*** Provided material

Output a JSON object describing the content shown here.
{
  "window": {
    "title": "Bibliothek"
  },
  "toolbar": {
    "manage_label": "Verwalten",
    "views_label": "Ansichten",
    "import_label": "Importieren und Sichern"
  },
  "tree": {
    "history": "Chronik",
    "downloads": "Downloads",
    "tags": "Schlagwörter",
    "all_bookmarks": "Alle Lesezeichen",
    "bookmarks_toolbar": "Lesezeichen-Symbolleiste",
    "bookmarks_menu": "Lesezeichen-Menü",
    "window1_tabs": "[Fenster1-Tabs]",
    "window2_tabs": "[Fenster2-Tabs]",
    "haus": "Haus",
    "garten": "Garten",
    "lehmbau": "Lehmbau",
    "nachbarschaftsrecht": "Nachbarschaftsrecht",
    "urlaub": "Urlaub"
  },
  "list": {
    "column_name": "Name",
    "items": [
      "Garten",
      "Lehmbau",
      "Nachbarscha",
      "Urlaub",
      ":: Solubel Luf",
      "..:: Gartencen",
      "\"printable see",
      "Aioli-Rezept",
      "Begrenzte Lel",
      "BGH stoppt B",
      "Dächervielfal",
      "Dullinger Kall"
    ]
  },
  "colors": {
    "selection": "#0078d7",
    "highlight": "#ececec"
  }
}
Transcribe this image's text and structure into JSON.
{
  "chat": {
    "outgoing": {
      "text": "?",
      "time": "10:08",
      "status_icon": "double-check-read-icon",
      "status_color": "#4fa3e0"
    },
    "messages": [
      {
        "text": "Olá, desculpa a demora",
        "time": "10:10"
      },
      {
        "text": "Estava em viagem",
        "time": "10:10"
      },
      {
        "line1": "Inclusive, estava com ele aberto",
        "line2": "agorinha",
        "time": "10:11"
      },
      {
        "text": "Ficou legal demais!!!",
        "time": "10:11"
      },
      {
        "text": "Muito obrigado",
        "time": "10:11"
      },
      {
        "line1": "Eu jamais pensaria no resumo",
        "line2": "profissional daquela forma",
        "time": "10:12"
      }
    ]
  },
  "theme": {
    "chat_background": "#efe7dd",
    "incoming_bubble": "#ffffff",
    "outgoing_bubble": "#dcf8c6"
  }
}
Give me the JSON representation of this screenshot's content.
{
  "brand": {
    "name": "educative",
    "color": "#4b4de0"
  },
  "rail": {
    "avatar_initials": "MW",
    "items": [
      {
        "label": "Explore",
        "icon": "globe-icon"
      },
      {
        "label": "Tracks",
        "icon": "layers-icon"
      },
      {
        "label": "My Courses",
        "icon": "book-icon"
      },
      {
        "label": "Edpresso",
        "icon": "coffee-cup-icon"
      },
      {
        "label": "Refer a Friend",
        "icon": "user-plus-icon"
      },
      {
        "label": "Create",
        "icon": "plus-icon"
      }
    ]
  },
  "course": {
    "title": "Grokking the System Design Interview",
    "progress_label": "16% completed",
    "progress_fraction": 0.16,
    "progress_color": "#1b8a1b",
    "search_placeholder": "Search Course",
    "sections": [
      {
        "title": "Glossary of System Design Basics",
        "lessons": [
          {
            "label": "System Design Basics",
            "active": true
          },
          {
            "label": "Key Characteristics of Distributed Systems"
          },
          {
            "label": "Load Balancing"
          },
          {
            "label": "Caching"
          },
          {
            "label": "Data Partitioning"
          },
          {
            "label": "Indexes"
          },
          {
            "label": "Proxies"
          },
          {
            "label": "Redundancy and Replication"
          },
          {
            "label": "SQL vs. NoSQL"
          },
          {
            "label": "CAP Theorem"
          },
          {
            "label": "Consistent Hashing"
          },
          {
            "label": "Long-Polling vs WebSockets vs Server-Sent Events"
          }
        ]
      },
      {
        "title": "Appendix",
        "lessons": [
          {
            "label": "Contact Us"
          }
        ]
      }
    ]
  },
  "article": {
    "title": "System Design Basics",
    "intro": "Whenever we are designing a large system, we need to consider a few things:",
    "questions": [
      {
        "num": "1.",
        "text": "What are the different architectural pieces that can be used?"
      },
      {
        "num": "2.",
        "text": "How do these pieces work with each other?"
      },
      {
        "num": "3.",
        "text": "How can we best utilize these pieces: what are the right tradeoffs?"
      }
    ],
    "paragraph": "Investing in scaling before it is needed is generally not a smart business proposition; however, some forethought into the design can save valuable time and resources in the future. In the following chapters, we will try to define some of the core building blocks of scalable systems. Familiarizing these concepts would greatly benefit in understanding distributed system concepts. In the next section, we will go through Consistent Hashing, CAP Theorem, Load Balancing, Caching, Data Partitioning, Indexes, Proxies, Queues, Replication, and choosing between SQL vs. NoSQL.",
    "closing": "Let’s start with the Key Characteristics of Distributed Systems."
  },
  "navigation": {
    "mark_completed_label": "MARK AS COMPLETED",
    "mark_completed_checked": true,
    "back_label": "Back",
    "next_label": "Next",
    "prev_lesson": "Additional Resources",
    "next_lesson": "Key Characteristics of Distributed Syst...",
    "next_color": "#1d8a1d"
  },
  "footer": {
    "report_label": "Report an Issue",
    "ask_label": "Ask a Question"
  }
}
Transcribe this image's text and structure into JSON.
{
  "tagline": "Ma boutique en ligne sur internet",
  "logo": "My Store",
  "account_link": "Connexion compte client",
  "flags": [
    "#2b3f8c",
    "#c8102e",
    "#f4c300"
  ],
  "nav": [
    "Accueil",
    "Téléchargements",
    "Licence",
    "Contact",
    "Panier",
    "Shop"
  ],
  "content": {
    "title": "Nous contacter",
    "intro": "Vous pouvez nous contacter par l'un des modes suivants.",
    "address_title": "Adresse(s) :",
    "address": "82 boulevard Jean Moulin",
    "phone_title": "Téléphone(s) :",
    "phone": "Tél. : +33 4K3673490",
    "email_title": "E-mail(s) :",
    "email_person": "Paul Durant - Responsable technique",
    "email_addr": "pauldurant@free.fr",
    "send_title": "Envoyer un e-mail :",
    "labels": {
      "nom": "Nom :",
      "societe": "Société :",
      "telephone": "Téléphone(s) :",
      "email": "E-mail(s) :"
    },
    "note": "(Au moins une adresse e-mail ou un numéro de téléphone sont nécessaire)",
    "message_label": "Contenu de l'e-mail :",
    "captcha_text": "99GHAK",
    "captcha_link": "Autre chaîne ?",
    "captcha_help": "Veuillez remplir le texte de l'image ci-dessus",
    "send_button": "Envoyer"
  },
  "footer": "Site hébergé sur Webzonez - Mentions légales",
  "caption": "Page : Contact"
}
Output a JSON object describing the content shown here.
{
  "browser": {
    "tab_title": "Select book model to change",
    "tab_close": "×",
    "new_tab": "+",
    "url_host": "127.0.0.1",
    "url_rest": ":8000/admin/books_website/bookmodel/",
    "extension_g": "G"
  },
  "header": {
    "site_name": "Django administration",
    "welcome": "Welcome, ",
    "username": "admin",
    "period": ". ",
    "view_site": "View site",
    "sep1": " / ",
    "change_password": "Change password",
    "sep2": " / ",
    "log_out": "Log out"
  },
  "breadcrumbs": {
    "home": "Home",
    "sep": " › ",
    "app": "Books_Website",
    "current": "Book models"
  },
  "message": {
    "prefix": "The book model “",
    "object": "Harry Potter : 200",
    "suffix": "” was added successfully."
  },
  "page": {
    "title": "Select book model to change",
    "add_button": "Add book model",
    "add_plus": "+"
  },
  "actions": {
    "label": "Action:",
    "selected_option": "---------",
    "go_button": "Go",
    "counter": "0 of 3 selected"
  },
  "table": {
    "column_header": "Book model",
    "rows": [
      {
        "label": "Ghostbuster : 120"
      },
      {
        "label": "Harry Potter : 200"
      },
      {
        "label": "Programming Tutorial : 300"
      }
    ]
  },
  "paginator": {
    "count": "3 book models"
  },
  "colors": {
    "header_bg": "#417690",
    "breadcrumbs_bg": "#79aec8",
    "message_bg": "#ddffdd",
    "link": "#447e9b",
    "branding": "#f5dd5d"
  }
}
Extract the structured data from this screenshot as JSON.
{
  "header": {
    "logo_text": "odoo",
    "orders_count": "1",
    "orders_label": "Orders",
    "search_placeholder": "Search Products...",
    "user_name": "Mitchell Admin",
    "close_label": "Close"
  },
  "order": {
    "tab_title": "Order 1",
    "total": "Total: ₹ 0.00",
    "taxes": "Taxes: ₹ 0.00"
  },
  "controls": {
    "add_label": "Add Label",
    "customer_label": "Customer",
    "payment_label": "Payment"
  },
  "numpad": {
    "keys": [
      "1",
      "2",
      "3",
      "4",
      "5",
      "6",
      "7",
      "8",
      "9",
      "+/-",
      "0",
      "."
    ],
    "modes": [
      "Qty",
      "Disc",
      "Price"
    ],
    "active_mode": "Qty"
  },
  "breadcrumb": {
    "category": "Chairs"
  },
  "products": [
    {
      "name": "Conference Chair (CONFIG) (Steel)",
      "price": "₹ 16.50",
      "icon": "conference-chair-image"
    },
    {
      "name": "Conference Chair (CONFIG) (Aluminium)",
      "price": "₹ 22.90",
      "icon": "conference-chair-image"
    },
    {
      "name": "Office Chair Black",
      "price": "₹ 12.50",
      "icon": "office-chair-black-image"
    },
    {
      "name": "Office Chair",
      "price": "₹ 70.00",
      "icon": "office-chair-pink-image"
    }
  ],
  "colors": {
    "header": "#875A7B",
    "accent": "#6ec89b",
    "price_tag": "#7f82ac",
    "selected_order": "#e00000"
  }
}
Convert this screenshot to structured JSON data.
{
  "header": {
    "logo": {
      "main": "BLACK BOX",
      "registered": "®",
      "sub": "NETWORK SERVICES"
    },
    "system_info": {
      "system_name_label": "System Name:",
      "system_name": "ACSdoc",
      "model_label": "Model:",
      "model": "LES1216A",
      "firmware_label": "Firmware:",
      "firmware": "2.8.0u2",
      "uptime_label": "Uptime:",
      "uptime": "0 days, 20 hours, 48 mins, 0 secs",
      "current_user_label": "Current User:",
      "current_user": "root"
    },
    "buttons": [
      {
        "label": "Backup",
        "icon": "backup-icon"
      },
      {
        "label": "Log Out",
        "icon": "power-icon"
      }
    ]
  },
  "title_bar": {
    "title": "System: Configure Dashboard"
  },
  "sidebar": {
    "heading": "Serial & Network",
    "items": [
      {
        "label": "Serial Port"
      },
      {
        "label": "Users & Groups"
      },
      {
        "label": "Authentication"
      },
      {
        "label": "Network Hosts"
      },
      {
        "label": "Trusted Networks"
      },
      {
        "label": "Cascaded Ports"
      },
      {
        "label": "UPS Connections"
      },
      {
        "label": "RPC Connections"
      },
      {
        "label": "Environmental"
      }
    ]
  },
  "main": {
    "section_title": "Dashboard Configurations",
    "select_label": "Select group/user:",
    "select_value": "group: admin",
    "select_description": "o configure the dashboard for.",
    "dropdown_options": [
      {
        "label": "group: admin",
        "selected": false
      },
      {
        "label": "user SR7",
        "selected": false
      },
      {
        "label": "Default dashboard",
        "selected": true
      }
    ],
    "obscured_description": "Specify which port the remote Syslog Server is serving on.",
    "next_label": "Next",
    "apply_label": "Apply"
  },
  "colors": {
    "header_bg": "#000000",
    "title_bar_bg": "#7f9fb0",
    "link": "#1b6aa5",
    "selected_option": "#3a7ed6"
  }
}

******

**Required work**.
Select and copy every line of the material that holds the string "modes".

**Solved exercise**.
    "intro": "Vous pouvez nous contacter par l'un des modes suivants.",
    "modes": [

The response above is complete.